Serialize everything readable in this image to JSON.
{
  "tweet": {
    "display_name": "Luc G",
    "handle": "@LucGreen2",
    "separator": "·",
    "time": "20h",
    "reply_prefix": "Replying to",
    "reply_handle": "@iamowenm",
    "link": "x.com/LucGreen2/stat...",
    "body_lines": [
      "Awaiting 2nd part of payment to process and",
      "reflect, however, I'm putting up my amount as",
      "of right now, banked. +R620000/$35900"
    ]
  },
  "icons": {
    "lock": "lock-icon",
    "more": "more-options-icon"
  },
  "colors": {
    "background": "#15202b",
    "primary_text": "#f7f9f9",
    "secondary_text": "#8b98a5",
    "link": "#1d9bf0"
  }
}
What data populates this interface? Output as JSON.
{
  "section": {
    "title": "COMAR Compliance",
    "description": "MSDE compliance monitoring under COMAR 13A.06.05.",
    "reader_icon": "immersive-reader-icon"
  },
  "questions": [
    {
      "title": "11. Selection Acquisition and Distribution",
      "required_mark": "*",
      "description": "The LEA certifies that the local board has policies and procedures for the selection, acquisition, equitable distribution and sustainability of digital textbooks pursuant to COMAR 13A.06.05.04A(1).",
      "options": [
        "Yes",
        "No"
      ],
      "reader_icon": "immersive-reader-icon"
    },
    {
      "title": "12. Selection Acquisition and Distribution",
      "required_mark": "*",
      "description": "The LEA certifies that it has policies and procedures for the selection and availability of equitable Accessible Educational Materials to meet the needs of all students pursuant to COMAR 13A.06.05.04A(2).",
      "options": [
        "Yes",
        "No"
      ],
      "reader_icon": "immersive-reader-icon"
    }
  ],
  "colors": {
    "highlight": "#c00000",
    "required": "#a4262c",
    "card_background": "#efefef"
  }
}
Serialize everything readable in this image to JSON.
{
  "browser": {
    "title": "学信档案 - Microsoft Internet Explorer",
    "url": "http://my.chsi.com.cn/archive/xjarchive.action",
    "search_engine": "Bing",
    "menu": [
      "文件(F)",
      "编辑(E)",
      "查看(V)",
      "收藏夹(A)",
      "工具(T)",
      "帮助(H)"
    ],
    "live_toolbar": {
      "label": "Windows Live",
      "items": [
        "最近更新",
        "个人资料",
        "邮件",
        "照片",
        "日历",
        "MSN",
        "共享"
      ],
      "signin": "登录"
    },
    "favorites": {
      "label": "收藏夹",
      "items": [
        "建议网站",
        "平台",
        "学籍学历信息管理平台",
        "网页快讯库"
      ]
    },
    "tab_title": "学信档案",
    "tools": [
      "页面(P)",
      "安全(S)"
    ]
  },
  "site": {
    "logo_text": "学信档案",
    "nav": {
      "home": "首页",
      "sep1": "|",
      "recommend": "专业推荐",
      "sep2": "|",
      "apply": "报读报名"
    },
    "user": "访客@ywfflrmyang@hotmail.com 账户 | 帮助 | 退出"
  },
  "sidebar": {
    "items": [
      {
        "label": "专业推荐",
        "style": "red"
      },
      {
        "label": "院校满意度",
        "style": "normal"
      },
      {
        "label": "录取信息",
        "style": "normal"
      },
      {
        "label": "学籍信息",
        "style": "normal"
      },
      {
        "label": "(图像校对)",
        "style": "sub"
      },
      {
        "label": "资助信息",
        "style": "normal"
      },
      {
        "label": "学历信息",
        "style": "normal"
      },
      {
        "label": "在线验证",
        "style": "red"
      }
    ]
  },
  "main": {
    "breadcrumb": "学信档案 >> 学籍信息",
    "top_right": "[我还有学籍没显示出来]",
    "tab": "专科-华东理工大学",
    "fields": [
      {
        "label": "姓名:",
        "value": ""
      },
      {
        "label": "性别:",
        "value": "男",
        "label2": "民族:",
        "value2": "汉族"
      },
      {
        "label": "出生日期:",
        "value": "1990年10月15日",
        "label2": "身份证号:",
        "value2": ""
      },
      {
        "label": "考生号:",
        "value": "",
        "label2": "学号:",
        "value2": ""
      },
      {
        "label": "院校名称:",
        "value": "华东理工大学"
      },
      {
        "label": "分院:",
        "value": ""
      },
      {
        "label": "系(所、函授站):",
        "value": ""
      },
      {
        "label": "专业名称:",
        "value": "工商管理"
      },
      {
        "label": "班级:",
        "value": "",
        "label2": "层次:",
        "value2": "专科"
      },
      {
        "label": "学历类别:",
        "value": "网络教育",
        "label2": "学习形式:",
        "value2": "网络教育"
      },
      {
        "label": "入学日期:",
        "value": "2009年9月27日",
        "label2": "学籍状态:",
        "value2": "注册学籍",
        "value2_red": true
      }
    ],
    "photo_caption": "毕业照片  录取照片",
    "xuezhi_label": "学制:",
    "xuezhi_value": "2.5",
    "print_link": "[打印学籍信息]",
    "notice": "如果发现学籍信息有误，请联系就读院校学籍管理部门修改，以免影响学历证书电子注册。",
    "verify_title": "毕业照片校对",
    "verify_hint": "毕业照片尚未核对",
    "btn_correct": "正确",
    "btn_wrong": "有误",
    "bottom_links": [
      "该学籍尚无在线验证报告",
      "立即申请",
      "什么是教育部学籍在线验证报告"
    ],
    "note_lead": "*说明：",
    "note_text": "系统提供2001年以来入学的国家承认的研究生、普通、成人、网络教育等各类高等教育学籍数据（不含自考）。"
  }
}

#### TASK GOAL:
Copy each line of the listing that includes "description".

#### THE SOLUTION:
    "description": "MSDE compliance monitoring under COMAR 13A.06.05.",
      "description": "The LEA certifies that the local board has policies and procedures for the selection, acquisition, equitable distribution and sustainability of digital textbooks pursuant to COMAR 13A.06.05.04A(1).",
      "description": "The LEA certifies that it has policies and procedures for the selection and availability of equitable Accessible Educational Materials to meet the needs of all students pursuant to COMAR 13A.06.05.04A(2).",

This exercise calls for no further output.